Stored data:
________

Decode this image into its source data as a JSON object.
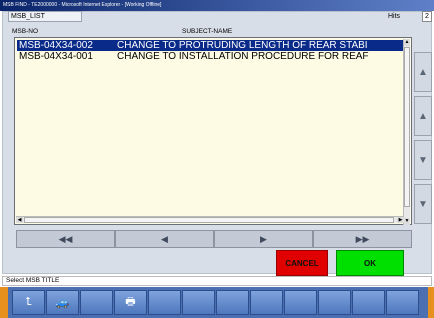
{
  "window": {
    "title": "MSB FIND - TE2000000 - Microsoft Internet Explorer - [Working Offline]"
  },
  "header": {
    "list_title": "MSB_LIST",
    "col_msb_no": "MSB-NO",
    "col_subject": "SUBJECT-NAME",
    "hits_label": "Hits",
    "hits_value": "2"
  },
  "rows": [
    {
      "msb_no": "MSB-04X34-002",
      "subject": "CHANGE TO PROTRUDING LENGTH OF REAR STABI",
      "selected": true
    },
    {
      "msb_no": "MSB-04X34-001",
      "subject": "CHANGE TO INSTALLATION PROCEDURE FOR REAF",
      "selected": false
    }
  ],
  "side_buttons": [
    {
      "name": "page-up-button",
      "icon": "triangle-up-icon",
      "glyph": "▲"
    },
    {
      "name": "line-up-button",
      "icon": "triangle-up-icon",
      "glyph": "▲"
    },
    {
      "name": "line-down-button",
      "icon": "triangle-down-icon",
      "glyph": "▼"
    },
    {
      "name": "page-down-button",
      "icon": "triangle-down-icon",
      "glyph": "▼"
    }
  ],
  "nav_buttons": [
    {
      "name": "first-page-button",
      "icon": "double-left-arrow-icon",
      "glyph": "◀◀"
    },
    {
      "name": "previous-button",
      "icon": "left-arrow-icon",
      "glyph": "◀"
    },
    {
      "name": "next-button",
      "icon": "right-arrow-icon",
      "glyph": "▶"
    },
    {
      "name": "last-page-button",
      "icon": "double-right-arrow-icon",
      "glyph": "▶▶"
    }
  ],
  "actions": {
    "cancel_label": "CANCEL",
    "ok_label": "OK"
  },
  "status_text": "Select MSB TITLE",
  "toolbar": {
    "buttons": [
      {
        "name": "back-button",
        "icon": "return-arrow-icon",
        "glyph": "⮤"
      },
      {
        "name": "vehicle-button",
        "icon": "car-icon",
        "glyph": "🚙"
      },
      {
        "name": "blank-button-3",
        "icon": "",
        "glyph": ""
      },
      {
        "name": "print-button",
        "icon": "printer-icon",
        "glyph": "🖶"
      }
    ]
  },
  "colors": {
    "selection": "#0a2a8a",
    "list_background": "#fdfbe3",
    "cancel": "#e00000",
    "ok": "#00e000",
    "toolbar": "#4b6fb0",
    "toolbar_edge": "#e8901e"
  }
}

________

### TASK STATEMENT
Make an exact copy of every entry above, minus the images.

### IN RESPONSE
Decode this image into its source data as a JSON object.
{
  "window": {
    "title": "MSB FIND - TE2000000 - Microsoft Internet Explorer - [Working Offline]"
  },
  "header": {
    "list_title": "MSB_LIST",
    "col_msb_no": "MSB-NO",
    "col_subject": "SUBJECT-NAME",
    "hits_label": "Hits",
    "hits_value": "2"
  },
  "rows": [
    {
      "msb_no": "MSB-04X34-002",
      "subject": "CHANGE TO PROTRUDING LENGTH OF REAR STABI",
      "selected": true
    },
    {
      "msb_no": "MSB-04X34-001",
      "subject": "CHANGE TO INSTALLATION PROCEDURE FOR REAF",
      "selected": false
    }
  ],
  "side_buttons": [
    {
      "name": "page-up-button",
      "icon": "triangle-up-icon",
      "glyph": "▲"
    },
    {
      "name": "line-up-button",
      "icon": "triangle-up-icon",
      "glyph": "▲"
    },
    {
      "name": "line-down-button",
      "icon": "triangle-down-icon",
      "glyph": "▼"
    },
    {
      "name": "page-down-button",
      "icon": "triangle-down-icon",
      "glyph": "▼"
    }
  ],
  "nav_buttons": [
    {
      "name": "first-page-button",
      "icon": "double-left-arrow-icon",
      "glyph": "◀◀"
    },
    {
      "name": "previous-button",
      "icon": "left-arrow-icon",
      "glyph": "◀"
    },
    {
      "name": "next-button",
      "icon": "right-arrow-icon",
      "glyph": "▶"
    },
    {
      "name": "last-page-button",
      "icon": "double-right-arrow-icon",
      "glyph": "▶▶"
    }
  ],
  "actions": {
    "cancel_label": "CANCEL",
    "ok_label": "OK"
  },
  "status_text": "Select MSB TITLE",
  "toolbar": {
    "buttons": [
      {
        "name": "back-button",
        "icon": "return-arrow-icon",
        "glyph": "⮤"
      },
      {
        "name": "vehicle-button",
        "icon": "car-icon",
        "glyph": "🚙"
      },
      {
        "name": "blank-button-3",
        "icon": "",
        "glyph": ""
      },
      {
        "name": "print-button",
        "icon": "printer-icon",
        "glyph": "🖶"
      }
    ]
  },
  "colors": {
    "selection": "#0a2a8a",
    "list_background": "#fdfbe3",
    "cancel": "#e00000",
    "ok": "#00e000",
    "toolbar": "#4b6fb0",
    "toolbar_edge": "#e8901e"
  }
}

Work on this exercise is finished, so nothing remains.